• [Problem]
Quote the entries that follow exactly, leaving none out.

'''

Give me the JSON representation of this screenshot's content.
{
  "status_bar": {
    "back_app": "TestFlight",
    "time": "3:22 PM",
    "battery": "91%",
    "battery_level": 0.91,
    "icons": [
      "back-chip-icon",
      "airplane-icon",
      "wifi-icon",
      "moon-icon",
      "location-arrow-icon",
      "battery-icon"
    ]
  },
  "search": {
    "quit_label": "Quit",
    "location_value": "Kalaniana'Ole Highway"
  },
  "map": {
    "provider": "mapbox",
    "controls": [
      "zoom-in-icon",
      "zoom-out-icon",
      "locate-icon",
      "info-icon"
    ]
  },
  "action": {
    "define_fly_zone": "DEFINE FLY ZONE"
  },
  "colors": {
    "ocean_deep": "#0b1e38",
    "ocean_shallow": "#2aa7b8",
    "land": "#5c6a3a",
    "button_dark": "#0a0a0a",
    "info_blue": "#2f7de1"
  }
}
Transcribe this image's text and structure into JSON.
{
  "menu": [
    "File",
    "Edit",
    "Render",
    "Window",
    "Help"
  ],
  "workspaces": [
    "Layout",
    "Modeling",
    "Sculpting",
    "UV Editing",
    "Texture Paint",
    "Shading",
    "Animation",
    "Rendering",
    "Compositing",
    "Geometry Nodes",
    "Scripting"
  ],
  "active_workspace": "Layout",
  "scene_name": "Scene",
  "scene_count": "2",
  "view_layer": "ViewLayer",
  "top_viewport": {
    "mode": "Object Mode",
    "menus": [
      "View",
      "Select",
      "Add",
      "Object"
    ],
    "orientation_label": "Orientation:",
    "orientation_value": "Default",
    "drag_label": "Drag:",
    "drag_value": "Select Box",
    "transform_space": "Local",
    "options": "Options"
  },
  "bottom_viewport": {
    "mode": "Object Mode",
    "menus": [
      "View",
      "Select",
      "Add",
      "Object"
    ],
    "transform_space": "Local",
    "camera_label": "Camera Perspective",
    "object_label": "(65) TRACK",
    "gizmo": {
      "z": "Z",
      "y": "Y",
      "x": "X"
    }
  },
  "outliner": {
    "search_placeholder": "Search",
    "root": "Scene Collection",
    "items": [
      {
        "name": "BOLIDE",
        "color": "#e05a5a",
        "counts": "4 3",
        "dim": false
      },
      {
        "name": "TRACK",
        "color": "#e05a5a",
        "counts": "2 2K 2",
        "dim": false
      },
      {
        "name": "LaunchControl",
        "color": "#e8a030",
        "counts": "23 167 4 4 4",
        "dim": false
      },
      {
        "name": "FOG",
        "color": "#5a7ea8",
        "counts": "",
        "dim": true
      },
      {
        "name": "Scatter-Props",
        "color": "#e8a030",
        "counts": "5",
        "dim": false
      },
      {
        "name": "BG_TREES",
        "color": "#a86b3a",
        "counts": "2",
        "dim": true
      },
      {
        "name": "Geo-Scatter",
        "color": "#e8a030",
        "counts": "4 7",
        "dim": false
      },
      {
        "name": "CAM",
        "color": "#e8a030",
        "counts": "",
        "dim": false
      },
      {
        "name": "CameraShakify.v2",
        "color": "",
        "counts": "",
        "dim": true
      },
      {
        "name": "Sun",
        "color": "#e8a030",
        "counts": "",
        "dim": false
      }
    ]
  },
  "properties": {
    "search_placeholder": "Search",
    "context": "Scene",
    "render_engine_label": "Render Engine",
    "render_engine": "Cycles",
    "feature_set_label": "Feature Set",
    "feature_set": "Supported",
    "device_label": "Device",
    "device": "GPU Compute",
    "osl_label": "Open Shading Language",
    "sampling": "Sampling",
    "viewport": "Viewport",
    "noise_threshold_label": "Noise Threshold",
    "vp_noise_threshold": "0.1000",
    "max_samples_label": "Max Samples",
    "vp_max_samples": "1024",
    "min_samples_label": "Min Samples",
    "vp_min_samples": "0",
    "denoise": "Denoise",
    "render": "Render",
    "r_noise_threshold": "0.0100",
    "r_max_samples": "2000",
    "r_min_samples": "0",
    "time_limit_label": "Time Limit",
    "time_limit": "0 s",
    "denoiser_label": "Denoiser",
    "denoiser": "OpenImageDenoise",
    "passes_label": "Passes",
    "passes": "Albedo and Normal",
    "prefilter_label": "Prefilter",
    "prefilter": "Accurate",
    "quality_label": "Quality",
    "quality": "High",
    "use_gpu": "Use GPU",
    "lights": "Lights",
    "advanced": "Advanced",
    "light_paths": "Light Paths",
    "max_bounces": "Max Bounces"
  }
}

'''

• [Solution for this problem]
Give me the JSON representation of this screenshot's content.
{
  "status_bar": {
    "back_app": "TestFlight",
    "time": "3:22 PM",
    "battery": "91%",
    "battery_level": 0.91,
    "icons": [
      "back-chip-icon",
      "airplane-icon",
      "wifi-icon",
      "moon-icon",
      "location-arrow-icon",
      "battery-icon"
    ]
  },
  "search": {
    "quit_label": "Quit",
    "location_value": "Kalaniana'Ole Highway"
  },
  "map": {
    "provider": "mapbox",
    "controls": [
      "zoom-in-icon",
      "zoom-out-icon",
      "locate-icon",
      "info-icon"
    ]
  },
  "action": {
    "define_fly_zone": "DEFINE FLY ZONE"
  },
  "colors": {
    "ocean_deep": "#0b1e38",
    "ocean_shallow": "#2aa7b8",
    "land": "#5c6a3a",
    "button_dark": "#0a0a0a",
    "info_blue": "#2f7de1"
  }
}
Transcribe this image's text and structure into JSON.
{
  "menu": [
    "File",
    "Edit",
    "Render",
    "Window",
    "Help"
  ],
  "workspaces": [
    "Layout",
    "Modeling",
    "Sculpting",
    "UV Editing",
    "Texture Paint",
    "Shading",
    "Animation",
    "Rendering",
    "Compositing",
    "Geometry Nodes",
    "Scripting"
  ],
  "active_workspace": "Layout",
  "scene_name": "Scene",
  "scene_count": "2",
  "view_layer": "ViewLayer",
  "top_viewport": {
    "mode": "Object Mode",
    "menus": [
      "View",
      "Select",
      "Add",
      "Object"
    ],
    "orientation_label": "Orientation:",
    "orientation_value": "Default",
    "drag_label": "Drag:",
    "drag_value": "Select Box",
    "transform_space": "Local",
    "options": "Options"
  },
  "bottom_viewport": {
    "mode": "Object Mode",
    "menus": [
      "View",
      "Select",
      "Add",
      "Object"
    ],
    "transform_space": "Local",
    "camera_label": "Camera Perspective",
    "object_label": "(65) TRACK",
    "gizmo": {
      "z": "Z",
      "y": "Y",
      "x": "X"
    }
  },
  "outliner": {
    "search_placeholder": "Search",
    "root": "Scene Collection",
    "items": [
      {
        "name": "BOLIDE",
        "color": "#e05a5a",
        "counts": "4 3",
        "dim": false
      },
      {
        "name": "TRACK",
        "color": "#e05a5a",
        "counts": "2 2K 2",
        "dim": false
      },
      {
        "name": "LaunchControl",
        "color": "#e8a030",
        "counts": "23 167 4 4 4",
        "dim": false
      },
      {
        "name": "FOG",
        "color": "#5a7ea8",
        "counts": "",
        "dim": true
      },
      {
        "name": "Scatter-Props",
        "color": "#e8a030",
        "counts": "5",
        "dim": false
      },
      {
        "name": "BG_TREES",
        "color": "#a86b3a",
        "counts": "2",
        "dim": true
      },
      {
        "name": "Geo-Scatter",
        "color": "#e8a030",
        "counts": "4 7",
        "dim": false
      },
      {
        "name": "CAM",
        "color": "#e8a030",
        "counts": "",
        "dim": false
      },
      {
        "name": "CameraShakify.v2",
        "color": "",
        "counts": "",
        "dim": true
      },
      {
        "name": "Sun",
        "color": "#e8a030",
        "counts": "",
        "dim": false
      }
    ]
  },
  "properties": {
    "search_placeholder": "Search",
    "context": "Scene",
    "render_engine_label": "Render Engine",
    "render_engine": "Cycles",
    "feature_set_label": "Feature Set",
    "feature_set": "Supported",
    "device_label": "Device",
    "device": "GPU Compute",
    "osl_label": "Open Shading Language",
    "sampling": "Sampling",
    "viewport": "Viewport",
    "noise_threshold_label": "Noise Threshold",
    "vp_noise_threshold": "0.1000",
    "max_samples_label": "Max Samples",
    "vp_max_samples": "1024",
    "min_samples_label": "Min Samples",
    "vp_min_samples": "0",
    "denoise": "Denoise",
    "render": "Render",
    "r_noise_threshold": "0.0100",
    "r_max_samples": "2000",
    "r_min_samples": "0",
    "time_limit_label": "Time Limit",
    "time_limit": "0 s",
    "denoiser_label": "Denoiser",
    "denoiser": "OpenImageDenoise",
    "passes_label": "Passes",
    "passes": "Albedo and Normal",
    "prefilter_label": "Prefilter",
    "prefilter": "Accurate",
    "quality_label": "Quality",
    "quality": "High",
    "use_gpu": "Use GPU",
    "lights": "Lights",
    "advanced": "Advanced",
    "light_paths": "Light Paths",
    "max_bounces": "Max Bounces"
  }
}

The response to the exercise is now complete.